--- BEGIN Material provided ---

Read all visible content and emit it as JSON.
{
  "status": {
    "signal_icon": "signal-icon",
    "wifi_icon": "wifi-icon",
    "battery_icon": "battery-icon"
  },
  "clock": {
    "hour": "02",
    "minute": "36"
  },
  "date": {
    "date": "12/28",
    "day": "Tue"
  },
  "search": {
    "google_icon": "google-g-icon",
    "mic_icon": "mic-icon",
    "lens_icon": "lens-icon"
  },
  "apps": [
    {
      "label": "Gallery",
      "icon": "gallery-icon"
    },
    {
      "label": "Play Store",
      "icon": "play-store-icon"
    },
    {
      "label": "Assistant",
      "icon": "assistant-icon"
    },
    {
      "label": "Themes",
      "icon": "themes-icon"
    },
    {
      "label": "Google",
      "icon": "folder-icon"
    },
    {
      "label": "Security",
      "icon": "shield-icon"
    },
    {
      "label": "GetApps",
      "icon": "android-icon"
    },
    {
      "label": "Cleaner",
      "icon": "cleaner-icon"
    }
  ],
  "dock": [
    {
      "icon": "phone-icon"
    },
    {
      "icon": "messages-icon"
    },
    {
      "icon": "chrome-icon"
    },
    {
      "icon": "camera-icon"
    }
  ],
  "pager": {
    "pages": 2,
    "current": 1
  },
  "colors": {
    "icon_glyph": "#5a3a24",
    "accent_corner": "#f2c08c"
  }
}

--- END Material provided ---

Description of the task:
Report only how many lines in the entries contain "label".

Solution below:
8